=== Required task ===
Copy each line that contains the string "from".
-------------------------
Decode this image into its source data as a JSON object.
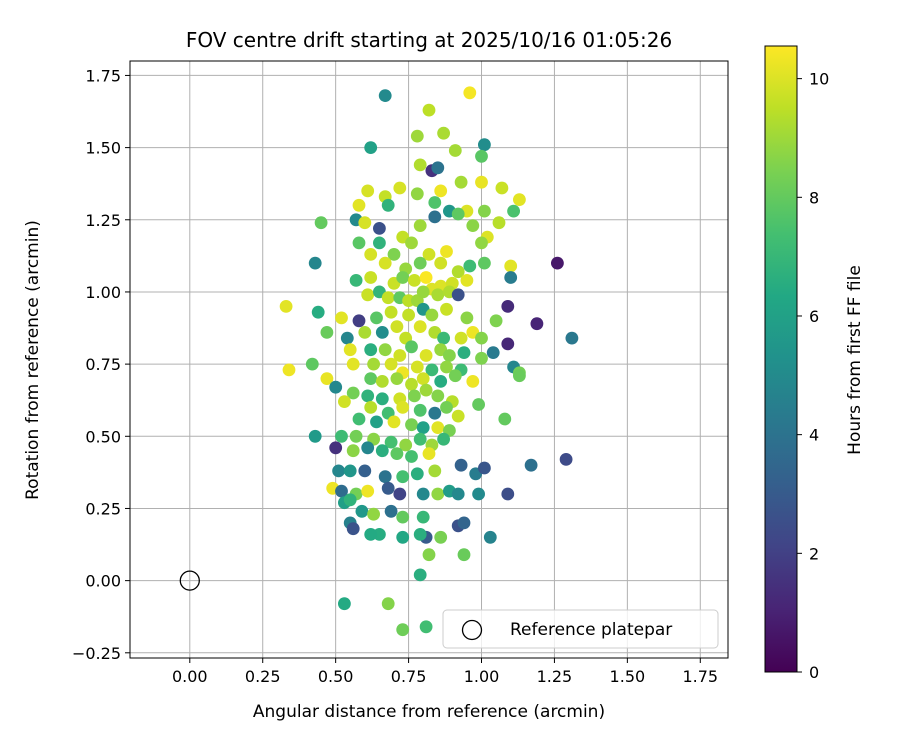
{
  "chart_data": {
    "type": "scatter",
    "title": "FOV centre drift starting at 2025/10/16 01:05:26",
    "xlabel": "Angular distance from reference (arcmin)",
    "ylabel": "Rotation from reference (arcmin)",
    "xlim": [
      -0.205,
      1.845
    ],
    "ylim": [
      -0.268,
      1.8
    ],
    "xticks": [
      0.0,
      0.25,
      0.5,
      0.75,
      1.0,
      1.25,
      1.5,
      1.75
    ],
    "xtick_labels": [
      "0.00",
      "0.25",
      "0.50",
      "0.75",
      "1.00",
      "1.25",
      "1.50",
      "1.75"
    ],
    "yticks": [
      -0.25,
      0.0,
      0.25,
      0.5,
      0.75,
      1.0,
      1.25,
      1.5,
      1.75
    ],
    "ytick_labels": [
      "−0.25",
      "0.00",
      "0.25",
      "0.50",
      "0.75",
      "1.00",
      "1.25",
      "1.50",
      "1.75"
    ],
    "grid": true,
    "colormap": "viridis",
    "colorbar": {
      "label": "Hours from first FF file",
      "range": [
        0,
        10.55
      ],
      "ticks": [
        0,
        2,
        4,
        6,
        8,
        10
      ],
      "tick_labels": [
        "0",
        "2",
        "4",
        "6",
        "8",
        "10"
      ]
    },
    "legend": {
      "position": "lower-right",
      "entries": [
        {
          "label": "Reference platepar",
          "marker": "open-circle"
        }
      ]
    },
    "reference_point": {
      "x": 0.0,
      "y": 0.0
    },
    "points": [
      [
        0.67,
        1.68,
        5.0
      ],
      [
        0.82,
        1.63,
        9.5
      ],
      [
        0.96,
        1.69,
        10.4
      ],
      [
        0.87,
        1.55,
        9.2
      ],
      [
        0.62,
        1.5,
        6.0
      ],
      [
        1.01,
        1.51,
        5.1
      ],
      [
        0.78,
        1.54,
        9.0
      ],
      [
        1.0,
        1.47,
        7.8
      ],
      [
        0.91,
        1.49,
        9.1
      ],
      [
        0.79,
        1.44,
        9.3
      ],
      [
        0.83,
        1.42,
        1.5
      ],
      [
        0.85,
        1.43,
        4.0
      ],
      [
        0.93,
        1.38,
        9.1
      ],
      [
        1.0,
        1.38,
        10.2
      ],
      [
        1.07,
        1.36,
        9.7
      ],
      [
        0.67,
        1.33,
        9.6
      ],
      [
        0.61,
        1.35,
        9.9
      ],
      [
        0.72,
        1.36,
        9.9
      ],
      [
        0.78,
        1.34,
        8.8
      ],
      [
        0.86,
        1.35,
        10.3
      ],
      [
        0.84,
        1.31,
        7.6
      ],
      [
        0.58,
        1.3,
        10.1
      ],
      [
        0.68,
        1.3,
        6.8
      ],
      [
        0.95,
        1.28,
        10.0
      ],
      [
        1.01,
        1.28,
        8.6
      ],
      [
        1.13,
        1.32,
        10.1
      ],
      [
        0.89,
        1.28,
        5.5
      ],
      [
        0.84,
        1.26,
        3.9
      ],
      [
        1.06,
        1.24,
        9.4
      ],
      [
        1.11,
        1.28,
        7.5
      ],
      [
        0.45,
        1.24,
        8.0
      ],
      [
        0.57,
        1.25,
        5.0
      ],
      [
        0.6,
        1.24,
        9.9
      ],
      [
        0.65,
        1.22,
        2.6
      ],
      [
        0.73,
        1.19,
        9.6
      ],
      [
        0.79,
        1.23,
        9.0
      ],
      [
        0.92,
        1.27,
        7.9
      ],
      [
        0.97,
        1.23,
        8.7
      ],
      [
        1.02,
        1.19,
        10.0
      ],
      [
        1.0,
        1.17,
        8.8
      ],
      [
        0.58,
        1.17,
        7.8
      ],
      [
        0.65,
        1.17,
        6.8
      ],
      [
        0.7,
        1.13,
        8.5
      ],
      [
        0.76,
        1.17,
        9.0
      ],
      [
        0.82,
        1.13,
        9.8
      ],
      [
        0.88,
        1.14,
        10.3
      ],
      [
        0.62,
        1.13,
        9.9
      ],
      [
        0.67,
        1.1,
        9.9
      ],
      [
        0.43,
        1.1,
        4.8
      ],
      [
        0.74,
        1.08,
        8.9
      ],
      [
        0.79,
        1.1,
        8.2
      ],
      [
        0.86,
        1.1,
        9.8
      ],
      [
        0.92,
        1.07,
        9.3
      ],
      [
        0.96,
        1.09,
        7.2
      ],
      [
        1.01,
        1.1,
        7.9
      ],
      [
        1.1,
        1.09,
        10.1
      ],
      [
        1.26,
        1.1,
        0.7
      ],
      [
        0.57,
        1.04,
        7.0
      ],
      [
        0.62,
        1.05,
        9.7
      ],
      [
        0.7,
        1.03,
        9.7
      ],
      [
        0.73,
        1.05,
        8.3
      ],
      [
        0.77,
        1.04,
        9.7
      ],
      [
        0.81,
        1.05,
        10.5
      ],
      [
        0.83,
        1.01,
        10.0
      ],
      [
        0.86,
        1.02,
        10.0
      ],
      [
        0.9,
        1.03,
        9.8
      ],
      [
        0.95,
        1.04,
        10.1
      ],
      [
        1.1,
        1.05,
        4.4
      ],
      [
        0.61,
        0.99,
        9.7
      ],
      [
        0.65,
        1.0,
        6.9
      ],
      [
        0.68,
        0.98,
        9.6
      ],
      [
        0.72,
        0.98,
        7.9
      ],
      [
        0.75,
        0.97,
        9.5
      ],
      [
        0.78,
        0.97,
        9.0
      ],
      [
        0.8,
        1.0,
        8.9
      ],
      [
        0.85,
        0.99,
        9.2
      ],
      [
        0.89,
        1.0,
        9.3
      ],
      [
        0.92,
        0.99,
        2.6
      ],
      [
        0.33,
        0.95,
        10.1
      ],
      [
        0.44,
        0.93,
        6.5
      ],
      [
        0.52,
        0.91,
        10.1
      ],
      [
        0.58,
        0.9,
        1.9
      ],
      [
        0.64,
        0.91,
        7.8
      ],
      [
        0.69,
        0.93,
        9.6
      ],
      [
        0.75,
        0.92,
        9.6
      ],
      [
        0.8,
        0.94,
        5.5
      ],
      [
        0.83,
        0.92,
        8.9
      ],
      [
        0.88,
        0.94,
        9.7
      ],
      [
        0.95,
        0.91,
        8.7
      ],
      [
        1.09,
        0.95,
        1.3
      ],
      [
        1.05,
        0.9,
        8.5
      ],
      [
        1.19,
        0.89,
        1.1
      ],
      [
        0.47,
        0.86,
        8.1
      ],
      [
        0.54,
        0.84,
        4.8
      ],
      [
        0.6,
        0.86,
        9.2
      ],
      [
        0.66,
        0.86,
        5.1
      ],
      [
        0.71,
        0.88,
        9.8
      ],
      [
        0.74,
        0.84,
        9.6
      ],
      [
        0.79,
        0.88,
        10.0
      ],
      [
        0.84,
        0.86,
        9.3
      ],
      [
        0.87,
        0.84,
        7.1
      ],
      [
        0.93,
        0.84,
        9.8
      ],
      [
        0.97,
        0.86,
        10.3
      ],
      [
        1.0,
        0.84,
        8.6
      ],
      [
        1.31,
        0.84,
        4.2
      ],
      [
        1.09,
        0.82,
        1.2
      ],
      [
        0.55,
        0.8,
        10.1
      ],
      [
        0.62,
        0.8,
        6.6
      ],
      [
        0.67,
        0.8,
        8.8
      ],
      [
        0.72,
        0.78,
        9.8
      ],
      [
        0.76,
        0.81,
        7.8
      ],
      [
        0.81,
        0.78,
        10.0
      ],
      [
        0.86,
        0.8,
        8.9
      ],
      [
        0.89,
        0.78,
        8.6
      ],
      [
        0.94,
        0.79,
        6.6
      ],
      [
        1.04,
        0.79,
        4.3
      ],
      [
        0.42,
        0.75,
        7.9
      ],
      [
        0.56,
        0.75,
        10.1
      ],
      [
        0.63,
        0.75,
        9.1
      ],
      [
        0.69,
        0.75,
        9.9
      ],
      [
        0.73,
        0.72,
        10.3
      ],
      [
        0.78,
        0.74,
        9.9
      ],
      [
        0.83,
        0.73,
        7.1
      ],
      [
        0.88,
        0.74,
        8.8
      ],
      [
        0.93,
        0.73,
        7.2
      ],
      [
        1.0,
        0.77,
        8.5
      ],
      [
        1.11,
        0.74,
        4.8
      ],
      [
        1.13,
        0.72,
        8.3
      ],
      [
        0.34,
        0.73,
        10.3
      ],
      [
        0.47,
        0.7,
        10.2
      ],
      [
        0.62,
        0.7,
        7.9
      ],
      [
        0.66,
        0.69,
        9.3
      ],
      [
        0.71,
        0.7,
        8.9
      ],
      [
        0.76,
        0.68,
        9.4
      ],
      [
        0.8,
        0.7,
        9.8
      ],
      [
        0.86,
        0.69,
        6.5
      ],
      [
        0.91,
        0.71,
        8.3
      ],
      [
        0.97,
        0.69,
        10.3
      ],
      [
        1.13,
        0.71,
        8.1
      ],
      [
        0.5,
        0.67,
        4.9
      ],
      [
        0.56,
        0.65,
        8.3
      ],
      [
        0.61,
        0.64,
        6.8
      ],
      [
        0.66,
        0.63,
        6.6
      ],
      [
        0.72,
        0.63,
        9.8
      ],
      [
        0.77,
        0.64,
        8.5
      ],
      [
        0.81,
        0.66,
        9.0
      ],
      [
        0.85,
        0.64,
        8.6
      ],
      [
        0.9,
        0.62,
        9.4
      ],
      [
        0.53,
        0.62,
        9.8
      ],
      [
        0.62,
        0.6,
        9.4
      ],
      [
        0.68,
        0.58,
        7.3
      ],
      [
        0.73,
        0.6,
        10.0
      ],
      [
        0.79,
        0.59,
        7.6
      ],
      [
        0.84,
        0.58,
        4.2
      ],
      [
        0.88,
        0.6,
        8.3
      ],
      [
        0.92,
        0.57,
        9.7
      ],
      [
        0.99,
        0.61,
        8.0
      ],
      [
        0.58,
        0.56,
        7.3
      ],
      [
        0.64,
        0.55,
        6.0
      ],
      [
        0.7,
        0.55,
        10.1
      ],
      [
        0.76,
        0.54,
        8.4
      ],
      [
        0.8,
        0.53,
        6.0
      ],
      [
        0.85,
        0.53,
        10.1
      ],
      [
        0.89,
        0.52,
        8.4
      ],
      [
        1.08,
        0.56,
        8.0
      ],
      [
        0.52,
        0.5,
        7.2
      ],
      [
        0.57,
        0.5,
        8.3
      ],
      [
        0.63,
        0.49,
        8.7
      ],
      [
        0.69,
        0.48,
        7.4
      ],
      [
        0.74,
        0.47,
        8.8
      ],
      [
        0.79,
        0.49,
        7.3
      ],
      [
        0.83,
        0.47,
        9.0
      ],
      [
        0.87,
        0.49,
        7.0
      ],
      [
        0.43,
        0.5,
        5.7
      ],
      [
        0.5,
        0.46,
        1.5
      ],
      [
        0.56,
        0.45,
        8.7
      ],
      [
        0.61,
        0.46,
        4.8
      ],
      [
        0.66,
        0.45,
        6.6
      ],
      [
        0.71,
        0.44,
        7.9
      ],
      [
        0.76,
        0.43,
        7.4
      ],
      [
        0.82,
        0.44,
        10.2
      ],
      [
        0.51,
        0.38,
        4.8
      ],
      [
        0.55,
        0.38,
        5.5
      ],
      [
        0.6,
        0.38,
        3.2
      ],
      [
        0.67,
        0.36,
        4.0
      ],
      [
        0.73,
        0.36,
        7.4
      ],
      [
        0.78,
        0.37,
        6.6
      ],
      [
        0.84,
        0.38,
        9.1
      ],
      [
        0.93,
        0.4,
        3.3
      ],
      [
        0.98,
        0.37,
        4.4
      ],
      [
        1.01,
        0.39,
        2.8
      ],
      [
        1.17,
        0.4,
        3.9
      ],
      [
        1.29,
        0.42,
        2.4
      ],
      [
        0.49,
        0.32,
        10.3
      ],
      [
        0.52,
        0.31,
        3.7
      ],
      [
        0.57,
        0.3,
        8.3
      ],
      [
        0.61,
        0.31,
        10.3
      ],
      [
        0.68,
        0.32,
        3.0
      ],
      [
        0.72,
        0.3,
        2.1
      ],
      [
        0.8,
        0.3,
        4.9
      ],
      [
        0.85,
        0.3,
        8.8
      ],
      [
        0.89,
        0.31,
        5.8
      ],
      [
        0.92,
        0.3,
        4.9
      ],
      [
        0.99,
        0.3,
        5.0
      ],
      [
        1.09,
        0.3,
        2.5
      ],
      [
        0.53,
        0.27,
        5.9
      ],
      [
        0.55,
        0.28,
        6.8
      ],
      [
        0.59,
        0.24,
        5.6
      ],
      [
        0.63,
        0.23,
        8.8
      ],
      [
        0.69,
        0.24,
        3.9
      ],
      [
        0.73,
        0.22,
        8.0
      ],
      [
        0.8,
        0.22,
        7.0
      ],
      [
        0.55,
        0.2,
        4.6
      ],
      [
        0.56,
        0.18,
        2.7
      ],
      [
        0.65,
        0.16,
        6.5
      ],
      [
        0.62,
        0.16,
        6.4
      ],
      [
        0.73,
        0.15,
        6.3
      ],
      [
        0.81,
        0.15,
        3.0
      ],
      [
        0.86,
        0.15,
        8.4
      ],
      [
        0.92,
        0.19,
        2.6
      ],
      [
        0.94,
        0.2,
        3.4
      ],
      [
        1.03,
        0.15,
        4.7
      ],
      [
        0.79,
        0.16,
        6.6
      ],
      [
        0.82,
        0.09,
        8.6
      ],
      [
        0.94,
        0.09,
        8.1
      ],
      [
        0.79,
        0.02,
        6.6
      ],
      [
        0.53,
        -0.08,
        6.4
      ],
      [
        0.68,
        -0.08,
        8.6
      ],
      [
        0.73,
        -0.17,
        8.2
      ],
      [
        0.81,
        -0.16,
        7.3
      ]
    ]
  }
}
-------------------------
=== Reply to the exercise ===
    "xlabel": "Angular distance from reference (arcmin)",
    "ylabel": "Rotation from reference (arcmin)",
      "label": "Hours from first FF file",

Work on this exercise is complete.